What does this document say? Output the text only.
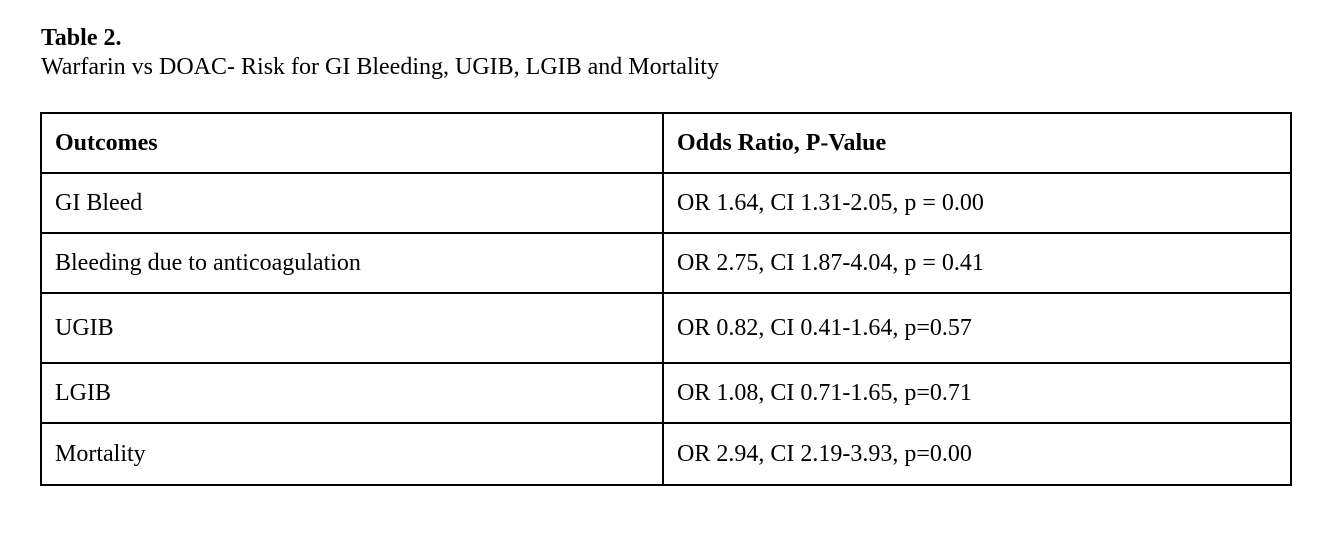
Table 2.

Warfarin vs DOAC- Risk for GI Bleeding, UGIB, LGIB and Mortality

Outcomes	Odds Ratio, P-Value
GI Bleed	OR 1.64, CI 1.31-2.05, p = 0.00
Bleeding due to anticoagulation	OR 2.75, CI 1.87-4.04, p = 0.41
UGIB	OR 0.82, CI 0.41-1.64, p=0.57
LGIB	OR 1.08, CI 0.71-1.65, p=0.71
Mortality	OR 2.94, CI 2.19-3.93, p=0.00
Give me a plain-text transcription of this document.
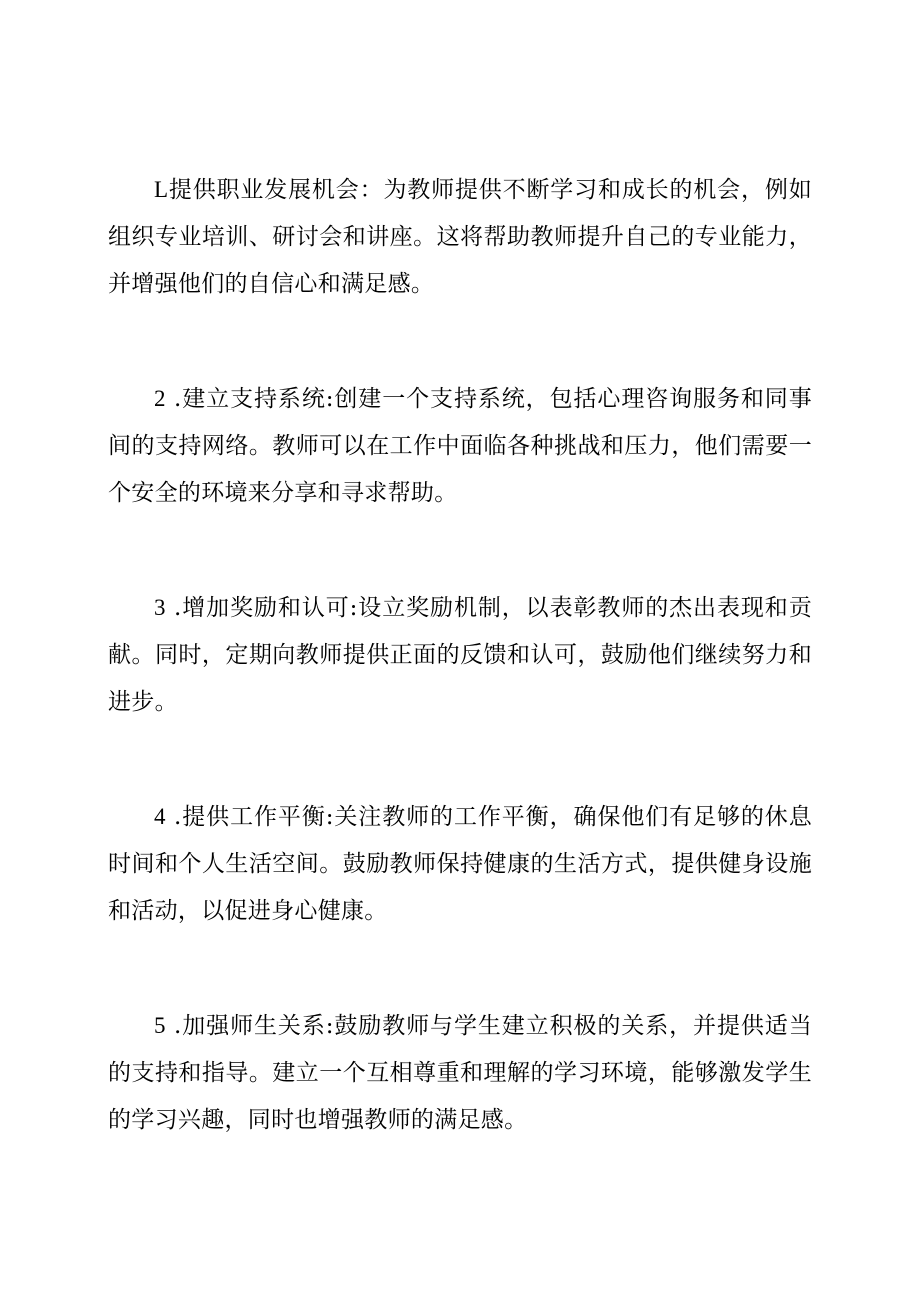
L提供职业发展机会：为教师提供不断学习和成长的机会，例如组织专业培训、研讨会和讲座。这将帮助教师提升自己的专业能力，并增强他们的自信心和满足感。

2 .建立支持系统:创建一个支持系统，包括心理咨询服务和同事间的支持网络。教师可以在工作中面临各种挑战和压力，他们需要一个安全的环境来分享和寻求帮助。

3 .增加奖励和认可:设立奖励机制，以表彰教师的杰出表现和贡献。同时，定期向教师提供正面的反馈和认可，鼓励他们继续努力和进步。

4 .提供工作平衡:关注教师的工作平衡，确保他们有足够的休息时间和个人生活空间。鼓励教师保持健康的生活方式，提供健身设施和活动，以促进身心健康。

5 .加强师生关系:鼓励教师与学生建立积极的关系，并提供适当的支持和指导。建立一个互相尊重和理解的学习环境，能够激发学生的学习兴趣，同时也增强教师的满足感。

┄┄┄┄┄┄┄┄┄┄

> [The task]
Pictures are not part of the copy; reproduce exactly and only the lines from the line containing "Give me a plain-text" through the end of the listing.

> [Written response]
Give me a plain-text transcription of this document.
L提供职业发展机会：为教师提供不断学习和成长的机会，例如组织专业培训、研讨会和讲座。这将帮助教师提升自己的专业能力，并增强他们的自信心和满足感。

2 .建立支持系统:创建一个支持系统，包括心理咨询服务和同事间的支持网络。教师可以在工作中面临各种挑战和压力，他们需要一个安全的环境来分享和寻求帮助。

3 .增加奖励和认可:设立奖励机制，以表彰教师的杰出表现和贡献。同时，定期向教师提供正面的反馈和认可，鼓励他们继续努力和进步。

4 .提供工作平衡:关注教师的工作平衡，确保他们有足够的休息时间和个人生活空间。鼓励教师保持健康的生活方式，提供健身设施和活动，以促进身心健康。

5 .加强师生关系:鼓励教师与学生建立积极的关系，并提供适当的支持和指导。建立一个互相尊重和理解的学习环境，能够激发学生的学习兴趣，同时也增强教师的满足感。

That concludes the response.